> **Exercise instructions**
Count the lines that include the string "anual", and give only that number.

> **Dataset extract**
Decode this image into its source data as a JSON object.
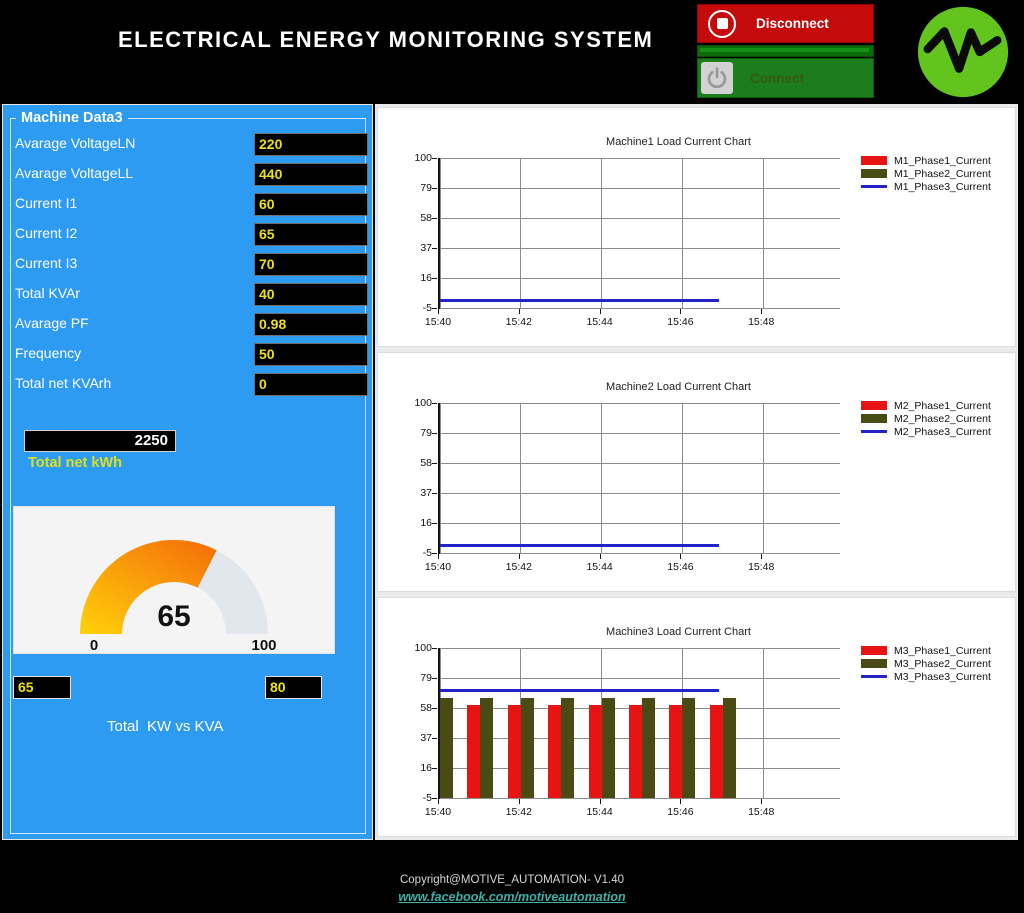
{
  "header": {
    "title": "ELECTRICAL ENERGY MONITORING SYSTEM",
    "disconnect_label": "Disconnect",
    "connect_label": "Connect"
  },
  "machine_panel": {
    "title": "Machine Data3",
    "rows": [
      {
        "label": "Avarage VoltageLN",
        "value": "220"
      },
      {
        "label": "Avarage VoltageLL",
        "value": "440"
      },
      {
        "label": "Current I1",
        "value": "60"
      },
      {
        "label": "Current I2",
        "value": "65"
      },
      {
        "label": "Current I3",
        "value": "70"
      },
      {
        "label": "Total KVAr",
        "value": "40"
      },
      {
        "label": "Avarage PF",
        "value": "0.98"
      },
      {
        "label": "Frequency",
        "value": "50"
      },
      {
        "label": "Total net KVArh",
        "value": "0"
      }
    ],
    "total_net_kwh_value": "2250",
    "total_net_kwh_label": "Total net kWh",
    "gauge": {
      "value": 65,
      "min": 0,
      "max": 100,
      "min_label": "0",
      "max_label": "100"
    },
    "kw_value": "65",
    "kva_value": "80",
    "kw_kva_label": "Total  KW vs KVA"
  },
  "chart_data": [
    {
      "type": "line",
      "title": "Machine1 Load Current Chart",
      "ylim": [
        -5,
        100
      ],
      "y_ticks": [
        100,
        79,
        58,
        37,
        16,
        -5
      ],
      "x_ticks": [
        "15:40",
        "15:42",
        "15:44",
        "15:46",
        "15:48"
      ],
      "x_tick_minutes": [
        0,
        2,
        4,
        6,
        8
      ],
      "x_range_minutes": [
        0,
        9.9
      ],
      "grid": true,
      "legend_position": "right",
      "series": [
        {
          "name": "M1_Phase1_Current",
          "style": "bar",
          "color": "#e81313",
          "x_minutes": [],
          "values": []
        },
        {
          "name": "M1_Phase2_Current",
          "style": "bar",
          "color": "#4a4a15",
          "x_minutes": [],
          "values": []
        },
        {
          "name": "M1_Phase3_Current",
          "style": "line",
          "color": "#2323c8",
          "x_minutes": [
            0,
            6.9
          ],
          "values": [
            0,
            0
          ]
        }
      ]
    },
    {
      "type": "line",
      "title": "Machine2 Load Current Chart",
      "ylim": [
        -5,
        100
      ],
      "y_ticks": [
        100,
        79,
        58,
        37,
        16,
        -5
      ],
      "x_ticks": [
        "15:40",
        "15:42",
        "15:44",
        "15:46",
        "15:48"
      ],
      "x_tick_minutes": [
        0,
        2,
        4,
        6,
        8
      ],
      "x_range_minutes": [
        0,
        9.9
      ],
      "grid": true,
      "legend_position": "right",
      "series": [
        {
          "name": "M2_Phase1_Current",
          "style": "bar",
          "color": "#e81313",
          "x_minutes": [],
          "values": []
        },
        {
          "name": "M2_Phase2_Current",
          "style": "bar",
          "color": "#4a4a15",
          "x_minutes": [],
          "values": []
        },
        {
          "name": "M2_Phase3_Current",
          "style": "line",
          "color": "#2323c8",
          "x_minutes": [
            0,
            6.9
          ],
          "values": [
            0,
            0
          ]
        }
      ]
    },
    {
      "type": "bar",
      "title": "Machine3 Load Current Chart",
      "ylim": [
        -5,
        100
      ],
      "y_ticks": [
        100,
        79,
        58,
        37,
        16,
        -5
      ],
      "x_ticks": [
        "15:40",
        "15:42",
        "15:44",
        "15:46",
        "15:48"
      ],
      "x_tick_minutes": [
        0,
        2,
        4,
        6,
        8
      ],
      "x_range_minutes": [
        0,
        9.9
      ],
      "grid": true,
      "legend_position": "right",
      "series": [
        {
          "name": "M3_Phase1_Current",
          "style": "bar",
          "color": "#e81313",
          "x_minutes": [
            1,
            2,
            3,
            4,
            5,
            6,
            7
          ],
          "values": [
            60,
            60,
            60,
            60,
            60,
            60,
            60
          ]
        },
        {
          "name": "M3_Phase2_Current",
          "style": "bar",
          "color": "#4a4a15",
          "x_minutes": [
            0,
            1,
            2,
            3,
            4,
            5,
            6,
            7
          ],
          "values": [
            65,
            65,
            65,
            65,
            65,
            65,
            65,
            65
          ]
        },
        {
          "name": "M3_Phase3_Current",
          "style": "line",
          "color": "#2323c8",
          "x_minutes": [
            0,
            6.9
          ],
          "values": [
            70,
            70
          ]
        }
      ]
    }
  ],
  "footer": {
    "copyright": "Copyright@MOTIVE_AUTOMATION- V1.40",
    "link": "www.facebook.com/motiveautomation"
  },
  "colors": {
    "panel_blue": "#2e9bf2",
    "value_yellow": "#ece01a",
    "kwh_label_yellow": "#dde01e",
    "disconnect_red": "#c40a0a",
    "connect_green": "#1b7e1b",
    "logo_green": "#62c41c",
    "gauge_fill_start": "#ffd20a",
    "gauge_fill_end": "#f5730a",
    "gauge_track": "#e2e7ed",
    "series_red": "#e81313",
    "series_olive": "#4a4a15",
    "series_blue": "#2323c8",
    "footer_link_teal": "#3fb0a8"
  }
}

---

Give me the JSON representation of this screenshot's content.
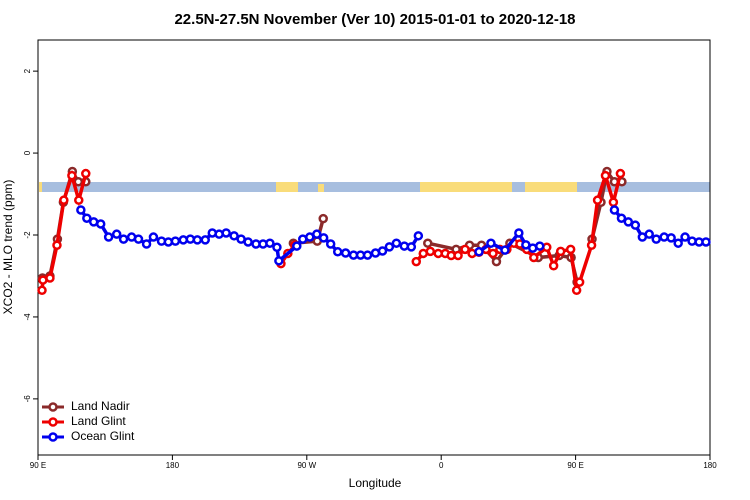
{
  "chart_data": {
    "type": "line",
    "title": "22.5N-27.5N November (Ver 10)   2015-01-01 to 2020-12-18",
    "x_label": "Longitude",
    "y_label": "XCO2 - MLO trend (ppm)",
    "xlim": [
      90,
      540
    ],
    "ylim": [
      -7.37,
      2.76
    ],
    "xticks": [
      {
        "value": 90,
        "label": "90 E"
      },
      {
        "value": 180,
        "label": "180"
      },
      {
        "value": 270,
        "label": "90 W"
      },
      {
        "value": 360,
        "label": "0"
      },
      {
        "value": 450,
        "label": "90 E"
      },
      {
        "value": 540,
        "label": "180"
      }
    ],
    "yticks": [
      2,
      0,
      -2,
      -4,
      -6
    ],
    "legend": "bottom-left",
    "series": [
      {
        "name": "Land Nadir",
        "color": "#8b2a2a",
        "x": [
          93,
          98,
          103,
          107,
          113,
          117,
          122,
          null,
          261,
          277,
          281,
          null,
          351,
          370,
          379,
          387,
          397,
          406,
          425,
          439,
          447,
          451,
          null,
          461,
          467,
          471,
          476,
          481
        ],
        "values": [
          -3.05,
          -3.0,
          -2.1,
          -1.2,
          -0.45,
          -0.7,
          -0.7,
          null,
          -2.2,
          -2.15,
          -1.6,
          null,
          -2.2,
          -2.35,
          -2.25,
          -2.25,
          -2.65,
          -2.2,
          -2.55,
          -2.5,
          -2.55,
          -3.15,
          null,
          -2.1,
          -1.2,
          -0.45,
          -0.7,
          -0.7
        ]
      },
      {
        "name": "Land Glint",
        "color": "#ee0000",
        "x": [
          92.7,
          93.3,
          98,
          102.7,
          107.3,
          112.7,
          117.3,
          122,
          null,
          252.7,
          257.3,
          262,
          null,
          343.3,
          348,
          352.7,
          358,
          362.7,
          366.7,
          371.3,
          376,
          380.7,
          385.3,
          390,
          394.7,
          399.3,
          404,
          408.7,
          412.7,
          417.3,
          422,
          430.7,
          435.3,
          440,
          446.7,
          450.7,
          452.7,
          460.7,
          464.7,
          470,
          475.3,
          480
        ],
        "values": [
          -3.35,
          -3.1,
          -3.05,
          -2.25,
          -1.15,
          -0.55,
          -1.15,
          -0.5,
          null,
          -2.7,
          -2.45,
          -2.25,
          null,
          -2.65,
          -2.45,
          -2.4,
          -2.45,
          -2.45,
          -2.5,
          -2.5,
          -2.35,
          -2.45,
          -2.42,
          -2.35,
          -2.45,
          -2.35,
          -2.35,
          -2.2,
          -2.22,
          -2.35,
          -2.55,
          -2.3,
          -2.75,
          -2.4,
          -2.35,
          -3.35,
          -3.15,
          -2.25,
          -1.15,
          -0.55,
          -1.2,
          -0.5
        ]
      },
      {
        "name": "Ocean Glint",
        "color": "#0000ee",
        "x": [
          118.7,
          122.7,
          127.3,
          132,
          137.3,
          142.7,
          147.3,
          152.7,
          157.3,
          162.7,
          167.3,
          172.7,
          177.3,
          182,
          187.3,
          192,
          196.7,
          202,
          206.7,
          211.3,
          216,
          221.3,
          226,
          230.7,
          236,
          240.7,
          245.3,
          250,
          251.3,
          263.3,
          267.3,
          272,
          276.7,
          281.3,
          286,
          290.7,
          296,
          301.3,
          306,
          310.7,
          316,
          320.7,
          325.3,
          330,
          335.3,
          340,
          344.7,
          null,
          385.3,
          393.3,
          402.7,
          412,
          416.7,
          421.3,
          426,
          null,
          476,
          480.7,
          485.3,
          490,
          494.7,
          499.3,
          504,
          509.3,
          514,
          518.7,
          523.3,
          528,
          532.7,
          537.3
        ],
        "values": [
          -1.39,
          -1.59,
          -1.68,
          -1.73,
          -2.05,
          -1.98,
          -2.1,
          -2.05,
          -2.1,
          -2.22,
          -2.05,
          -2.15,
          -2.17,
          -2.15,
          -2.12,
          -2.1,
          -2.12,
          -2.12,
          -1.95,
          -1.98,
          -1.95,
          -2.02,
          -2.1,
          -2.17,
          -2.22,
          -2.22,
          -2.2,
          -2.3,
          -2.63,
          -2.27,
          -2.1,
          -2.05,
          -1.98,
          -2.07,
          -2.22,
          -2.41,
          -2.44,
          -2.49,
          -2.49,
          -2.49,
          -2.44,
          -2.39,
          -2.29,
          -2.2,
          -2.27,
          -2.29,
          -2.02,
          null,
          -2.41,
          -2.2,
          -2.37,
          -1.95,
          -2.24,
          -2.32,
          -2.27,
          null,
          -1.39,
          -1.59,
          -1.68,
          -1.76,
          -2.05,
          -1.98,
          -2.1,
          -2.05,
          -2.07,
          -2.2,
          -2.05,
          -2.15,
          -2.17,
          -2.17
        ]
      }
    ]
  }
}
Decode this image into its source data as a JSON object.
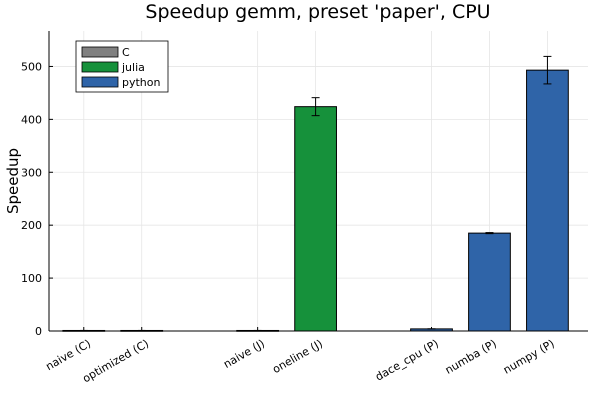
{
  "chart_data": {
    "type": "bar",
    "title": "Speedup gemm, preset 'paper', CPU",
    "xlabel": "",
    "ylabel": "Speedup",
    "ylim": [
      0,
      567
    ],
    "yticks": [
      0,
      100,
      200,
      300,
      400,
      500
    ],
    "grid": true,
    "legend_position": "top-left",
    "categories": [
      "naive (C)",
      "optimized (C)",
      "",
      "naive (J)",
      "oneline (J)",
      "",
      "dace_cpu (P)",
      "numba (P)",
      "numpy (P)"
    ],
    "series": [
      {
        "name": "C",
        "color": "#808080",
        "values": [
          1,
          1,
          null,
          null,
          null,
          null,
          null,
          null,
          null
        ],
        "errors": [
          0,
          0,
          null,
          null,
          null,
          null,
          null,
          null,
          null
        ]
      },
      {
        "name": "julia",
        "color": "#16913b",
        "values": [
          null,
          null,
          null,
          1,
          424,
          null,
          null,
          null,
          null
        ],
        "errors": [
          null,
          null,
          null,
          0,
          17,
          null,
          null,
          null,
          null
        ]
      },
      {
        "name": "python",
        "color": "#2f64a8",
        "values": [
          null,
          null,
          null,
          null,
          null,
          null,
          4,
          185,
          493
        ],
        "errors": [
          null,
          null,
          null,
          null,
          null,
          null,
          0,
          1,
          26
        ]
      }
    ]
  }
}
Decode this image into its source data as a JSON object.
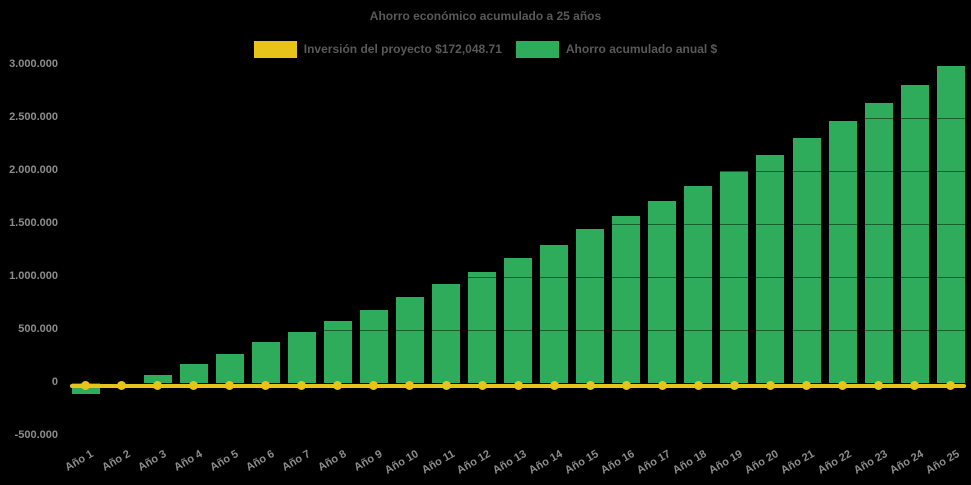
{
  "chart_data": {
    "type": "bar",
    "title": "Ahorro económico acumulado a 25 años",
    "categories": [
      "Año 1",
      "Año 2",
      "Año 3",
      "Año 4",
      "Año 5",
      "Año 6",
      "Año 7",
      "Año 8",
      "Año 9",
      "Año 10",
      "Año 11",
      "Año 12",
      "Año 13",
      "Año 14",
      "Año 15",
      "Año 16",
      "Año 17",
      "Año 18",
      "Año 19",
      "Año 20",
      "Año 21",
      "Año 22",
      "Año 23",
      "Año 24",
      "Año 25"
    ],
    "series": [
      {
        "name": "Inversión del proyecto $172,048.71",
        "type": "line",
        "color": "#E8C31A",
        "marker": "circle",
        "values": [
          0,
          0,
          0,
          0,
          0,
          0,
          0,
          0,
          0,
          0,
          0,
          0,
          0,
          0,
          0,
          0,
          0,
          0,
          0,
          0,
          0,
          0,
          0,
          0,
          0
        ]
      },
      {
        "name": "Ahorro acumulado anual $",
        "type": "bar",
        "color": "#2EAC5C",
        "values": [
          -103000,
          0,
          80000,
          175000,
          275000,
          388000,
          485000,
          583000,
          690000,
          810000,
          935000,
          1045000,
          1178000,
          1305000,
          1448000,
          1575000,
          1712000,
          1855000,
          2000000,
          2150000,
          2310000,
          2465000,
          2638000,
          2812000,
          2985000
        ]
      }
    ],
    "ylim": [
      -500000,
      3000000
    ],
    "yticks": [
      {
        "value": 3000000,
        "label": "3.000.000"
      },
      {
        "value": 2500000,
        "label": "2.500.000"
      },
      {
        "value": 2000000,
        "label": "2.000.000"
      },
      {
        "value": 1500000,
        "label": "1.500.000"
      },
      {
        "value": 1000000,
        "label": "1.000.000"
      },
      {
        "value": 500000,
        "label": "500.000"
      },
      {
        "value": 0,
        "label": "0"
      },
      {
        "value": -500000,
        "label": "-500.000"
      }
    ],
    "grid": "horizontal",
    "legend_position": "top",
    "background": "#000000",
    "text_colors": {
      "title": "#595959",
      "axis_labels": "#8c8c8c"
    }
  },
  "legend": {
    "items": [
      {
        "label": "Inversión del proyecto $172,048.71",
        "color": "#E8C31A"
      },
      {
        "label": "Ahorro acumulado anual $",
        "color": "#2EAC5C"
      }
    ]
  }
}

==

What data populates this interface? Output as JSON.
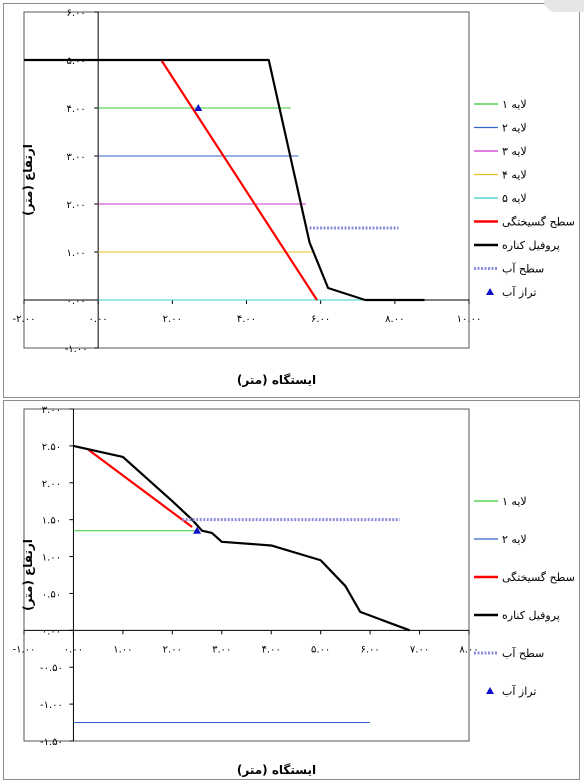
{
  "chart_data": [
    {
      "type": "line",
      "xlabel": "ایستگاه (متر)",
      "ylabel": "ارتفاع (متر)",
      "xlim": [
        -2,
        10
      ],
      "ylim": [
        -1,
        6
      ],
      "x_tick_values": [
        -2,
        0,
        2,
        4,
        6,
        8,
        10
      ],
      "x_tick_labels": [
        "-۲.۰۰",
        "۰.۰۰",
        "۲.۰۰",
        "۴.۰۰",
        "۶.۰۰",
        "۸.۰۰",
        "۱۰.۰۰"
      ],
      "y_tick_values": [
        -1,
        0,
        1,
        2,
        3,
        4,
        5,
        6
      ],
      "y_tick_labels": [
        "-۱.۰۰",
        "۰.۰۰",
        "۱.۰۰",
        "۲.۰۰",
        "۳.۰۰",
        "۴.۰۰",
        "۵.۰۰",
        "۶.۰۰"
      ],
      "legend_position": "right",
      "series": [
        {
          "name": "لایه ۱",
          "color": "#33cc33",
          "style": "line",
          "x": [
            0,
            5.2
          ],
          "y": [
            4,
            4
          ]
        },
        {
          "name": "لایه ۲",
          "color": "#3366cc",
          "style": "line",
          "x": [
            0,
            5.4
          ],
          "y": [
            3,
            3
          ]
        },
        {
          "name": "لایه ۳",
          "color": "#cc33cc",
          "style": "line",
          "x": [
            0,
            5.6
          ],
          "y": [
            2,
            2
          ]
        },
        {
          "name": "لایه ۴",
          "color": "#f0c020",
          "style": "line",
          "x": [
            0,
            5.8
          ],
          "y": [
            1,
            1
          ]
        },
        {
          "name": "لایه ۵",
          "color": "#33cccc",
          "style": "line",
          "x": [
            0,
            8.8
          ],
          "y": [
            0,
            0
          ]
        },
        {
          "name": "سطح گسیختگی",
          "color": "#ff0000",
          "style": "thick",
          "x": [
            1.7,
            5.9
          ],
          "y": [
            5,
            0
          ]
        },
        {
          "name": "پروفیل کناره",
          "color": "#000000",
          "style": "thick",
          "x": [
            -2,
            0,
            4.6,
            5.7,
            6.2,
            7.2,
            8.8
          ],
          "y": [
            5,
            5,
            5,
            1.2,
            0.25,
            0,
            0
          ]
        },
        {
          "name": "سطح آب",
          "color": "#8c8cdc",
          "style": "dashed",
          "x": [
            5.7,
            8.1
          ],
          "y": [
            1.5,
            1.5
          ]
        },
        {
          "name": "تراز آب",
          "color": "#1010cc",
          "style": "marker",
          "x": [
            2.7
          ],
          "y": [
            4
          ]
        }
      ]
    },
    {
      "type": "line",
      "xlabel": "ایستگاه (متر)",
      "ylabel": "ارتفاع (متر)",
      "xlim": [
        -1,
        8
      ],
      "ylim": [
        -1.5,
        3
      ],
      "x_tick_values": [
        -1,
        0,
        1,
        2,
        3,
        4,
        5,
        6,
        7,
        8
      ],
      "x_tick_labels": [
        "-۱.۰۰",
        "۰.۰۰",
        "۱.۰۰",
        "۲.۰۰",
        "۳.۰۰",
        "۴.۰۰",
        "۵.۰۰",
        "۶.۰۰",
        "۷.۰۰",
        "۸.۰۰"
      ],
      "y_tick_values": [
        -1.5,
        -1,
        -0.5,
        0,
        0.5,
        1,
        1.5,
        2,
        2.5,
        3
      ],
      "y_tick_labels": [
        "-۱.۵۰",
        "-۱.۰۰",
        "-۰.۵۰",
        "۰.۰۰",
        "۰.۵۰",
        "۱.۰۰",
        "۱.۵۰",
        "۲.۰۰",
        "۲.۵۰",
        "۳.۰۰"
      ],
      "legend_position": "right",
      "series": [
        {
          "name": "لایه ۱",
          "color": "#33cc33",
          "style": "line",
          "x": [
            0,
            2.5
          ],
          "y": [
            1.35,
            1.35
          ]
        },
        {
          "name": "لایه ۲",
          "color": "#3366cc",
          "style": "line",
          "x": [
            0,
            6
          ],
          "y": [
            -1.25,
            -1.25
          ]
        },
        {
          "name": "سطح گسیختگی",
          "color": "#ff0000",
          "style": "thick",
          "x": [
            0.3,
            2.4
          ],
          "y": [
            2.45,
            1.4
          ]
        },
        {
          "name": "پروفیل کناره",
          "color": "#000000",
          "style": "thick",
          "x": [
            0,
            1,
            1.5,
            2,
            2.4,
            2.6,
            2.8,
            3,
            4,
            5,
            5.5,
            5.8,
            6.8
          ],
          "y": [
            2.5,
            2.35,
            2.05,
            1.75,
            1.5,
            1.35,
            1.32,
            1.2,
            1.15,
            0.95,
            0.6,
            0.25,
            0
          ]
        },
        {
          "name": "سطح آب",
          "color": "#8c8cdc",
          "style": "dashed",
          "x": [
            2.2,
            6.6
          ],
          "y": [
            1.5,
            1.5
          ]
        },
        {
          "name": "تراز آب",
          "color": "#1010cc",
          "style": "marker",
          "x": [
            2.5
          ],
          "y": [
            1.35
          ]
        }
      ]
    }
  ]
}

> **Solution to the problem**
2